Element location data
------

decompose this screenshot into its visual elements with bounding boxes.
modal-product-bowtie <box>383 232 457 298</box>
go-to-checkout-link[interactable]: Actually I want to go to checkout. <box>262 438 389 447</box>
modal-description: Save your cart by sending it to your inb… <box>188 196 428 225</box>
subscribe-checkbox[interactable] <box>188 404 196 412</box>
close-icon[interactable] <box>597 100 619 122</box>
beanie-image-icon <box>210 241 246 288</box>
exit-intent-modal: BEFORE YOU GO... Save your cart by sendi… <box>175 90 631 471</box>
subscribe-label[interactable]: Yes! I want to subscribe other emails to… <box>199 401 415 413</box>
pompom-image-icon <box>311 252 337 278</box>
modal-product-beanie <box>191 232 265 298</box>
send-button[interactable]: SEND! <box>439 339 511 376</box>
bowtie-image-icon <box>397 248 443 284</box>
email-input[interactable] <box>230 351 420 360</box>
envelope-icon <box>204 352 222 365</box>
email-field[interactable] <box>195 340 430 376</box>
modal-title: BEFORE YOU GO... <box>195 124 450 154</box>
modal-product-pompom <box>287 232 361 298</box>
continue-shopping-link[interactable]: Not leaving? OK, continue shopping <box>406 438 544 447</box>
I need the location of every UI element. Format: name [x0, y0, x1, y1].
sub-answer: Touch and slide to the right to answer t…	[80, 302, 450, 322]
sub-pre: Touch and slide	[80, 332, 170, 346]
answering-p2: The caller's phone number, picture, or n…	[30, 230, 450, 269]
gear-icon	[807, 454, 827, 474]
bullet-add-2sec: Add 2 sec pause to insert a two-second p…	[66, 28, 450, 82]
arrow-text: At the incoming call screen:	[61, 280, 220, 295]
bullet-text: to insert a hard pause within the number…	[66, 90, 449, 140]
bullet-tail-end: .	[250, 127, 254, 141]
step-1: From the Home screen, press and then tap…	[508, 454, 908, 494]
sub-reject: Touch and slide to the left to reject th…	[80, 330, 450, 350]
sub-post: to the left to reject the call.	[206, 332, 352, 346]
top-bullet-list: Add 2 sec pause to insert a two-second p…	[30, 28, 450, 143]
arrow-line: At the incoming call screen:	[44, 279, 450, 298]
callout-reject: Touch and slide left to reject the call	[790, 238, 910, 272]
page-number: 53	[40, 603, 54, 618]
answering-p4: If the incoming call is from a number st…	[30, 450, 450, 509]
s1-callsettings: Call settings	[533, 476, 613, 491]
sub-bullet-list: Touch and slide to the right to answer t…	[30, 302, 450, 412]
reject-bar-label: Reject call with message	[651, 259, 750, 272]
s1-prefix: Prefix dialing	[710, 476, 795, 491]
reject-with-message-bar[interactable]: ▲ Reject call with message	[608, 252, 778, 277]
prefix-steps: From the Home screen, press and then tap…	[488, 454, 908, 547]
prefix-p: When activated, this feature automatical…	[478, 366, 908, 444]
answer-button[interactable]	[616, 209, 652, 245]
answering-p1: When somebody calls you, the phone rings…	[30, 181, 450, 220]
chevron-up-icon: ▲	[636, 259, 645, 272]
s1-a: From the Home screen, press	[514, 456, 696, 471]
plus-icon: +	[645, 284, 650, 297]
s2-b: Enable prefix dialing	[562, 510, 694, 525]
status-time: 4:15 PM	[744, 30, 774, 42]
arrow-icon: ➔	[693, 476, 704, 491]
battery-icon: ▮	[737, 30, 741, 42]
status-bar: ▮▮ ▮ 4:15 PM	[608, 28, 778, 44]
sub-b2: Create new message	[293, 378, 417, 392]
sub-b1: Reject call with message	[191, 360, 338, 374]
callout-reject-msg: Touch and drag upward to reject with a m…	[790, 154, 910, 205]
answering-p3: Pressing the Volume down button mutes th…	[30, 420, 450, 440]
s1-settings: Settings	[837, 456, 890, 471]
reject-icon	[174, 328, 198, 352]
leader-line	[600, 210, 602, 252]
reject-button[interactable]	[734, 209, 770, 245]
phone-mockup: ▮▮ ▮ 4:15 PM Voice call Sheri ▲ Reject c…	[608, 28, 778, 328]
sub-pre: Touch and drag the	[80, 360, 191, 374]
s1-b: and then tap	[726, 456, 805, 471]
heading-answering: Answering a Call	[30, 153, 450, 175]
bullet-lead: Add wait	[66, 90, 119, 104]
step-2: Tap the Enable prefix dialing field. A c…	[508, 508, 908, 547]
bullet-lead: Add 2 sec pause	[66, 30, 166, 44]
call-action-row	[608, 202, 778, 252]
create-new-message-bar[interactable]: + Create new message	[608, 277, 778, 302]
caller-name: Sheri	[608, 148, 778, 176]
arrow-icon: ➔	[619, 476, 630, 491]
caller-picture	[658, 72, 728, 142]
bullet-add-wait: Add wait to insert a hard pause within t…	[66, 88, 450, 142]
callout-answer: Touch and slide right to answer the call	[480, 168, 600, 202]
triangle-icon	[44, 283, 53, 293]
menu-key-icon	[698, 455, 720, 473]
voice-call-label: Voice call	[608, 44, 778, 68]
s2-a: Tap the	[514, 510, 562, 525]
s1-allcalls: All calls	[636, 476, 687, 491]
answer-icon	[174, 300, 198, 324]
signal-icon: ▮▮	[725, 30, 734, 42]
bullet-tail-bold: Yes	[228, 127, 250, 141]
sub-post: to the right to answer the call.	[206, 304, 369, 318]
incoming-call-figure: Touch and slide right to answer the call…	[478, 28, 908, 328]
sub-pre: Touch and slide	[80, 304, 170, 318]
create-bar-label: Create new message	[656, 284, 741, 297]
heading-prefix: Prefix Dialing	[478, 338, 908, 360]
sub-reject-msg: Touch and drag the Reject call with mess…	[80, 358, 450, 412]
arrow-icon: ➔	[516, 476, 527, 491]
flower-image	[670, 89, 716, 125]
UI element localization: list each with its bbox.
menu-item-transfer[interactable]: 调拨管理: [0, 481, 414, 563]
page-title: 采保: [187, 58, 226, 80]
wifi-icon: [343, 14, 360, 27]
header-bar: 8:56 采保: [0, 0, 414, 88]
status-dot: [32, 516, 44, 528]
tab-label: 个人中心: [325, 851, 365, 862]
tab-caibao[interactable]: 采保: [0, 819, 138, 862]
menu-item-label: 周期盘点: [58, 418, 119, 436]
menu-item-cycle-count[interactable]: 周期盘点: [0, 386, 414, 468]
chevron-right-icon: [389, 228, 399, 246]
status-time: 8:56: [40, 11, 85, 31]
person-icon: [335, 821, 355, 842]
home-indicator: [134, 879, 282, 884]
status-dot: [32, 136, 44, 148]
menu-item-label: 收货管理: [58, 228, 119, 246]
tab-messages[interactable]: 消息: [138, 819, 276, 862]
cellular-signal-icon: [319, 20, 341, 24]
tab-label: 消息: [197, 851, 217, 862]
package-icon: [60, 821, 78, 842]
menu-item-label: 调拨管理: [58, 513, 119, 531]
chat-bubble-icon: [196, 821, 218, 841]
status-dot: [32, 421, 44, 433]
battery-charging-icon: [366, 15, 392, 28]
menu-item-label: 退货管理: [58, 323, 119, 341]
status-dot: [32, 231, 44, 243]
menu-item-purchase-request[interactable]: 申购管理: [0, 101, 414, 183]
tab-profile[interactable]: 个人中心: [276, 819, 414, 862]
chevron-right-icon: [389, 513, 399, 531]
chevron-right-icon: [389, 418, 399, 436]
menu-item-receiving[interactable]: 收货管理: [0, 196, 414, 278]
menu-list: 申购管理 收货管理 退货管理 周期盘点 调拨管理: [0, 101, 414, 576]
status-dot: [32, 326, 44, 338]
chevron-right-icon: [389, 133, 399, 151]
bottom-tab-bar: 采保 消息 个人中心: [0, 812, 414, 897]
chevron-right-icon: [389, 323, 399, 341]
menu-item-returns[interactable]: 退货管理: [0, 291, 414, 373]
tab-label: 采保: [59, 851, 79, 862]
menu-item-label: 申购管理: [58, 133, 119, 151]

------

__Directions for this task__
Rewrite the records from the first line up to and including the line with "subscribe-label[interactable]: Yes! I", changing "cart" to "basket" and leaving everything else as it is.

__Answer to the problem__
decompose this screenshot into its visual elements with bounding boxes.
modal-product-bowtie <box>383 232 457 298</box>
go-to-checkout-link[interactable]: Actually I want to go to checkout. <box>262 438 389 447</box>
modal-description: Save your basket by sending it to your inb… <box>188 196 428 225</box>
subscribe-checkbox[interactable] <box>188 404 196 412</box>
close-icon[interactable] <box>597 100 619 122</box>
beanie-image-icon <box>210 241 246 288</box>
exit-intent-modal: BEFORE YOU GO... Save your basket by sendi… <box>175 90 631 471</box>
subscribe-label[interactable]: Yes! I want to subscribe other emails to… <box>199 401 415 413</box>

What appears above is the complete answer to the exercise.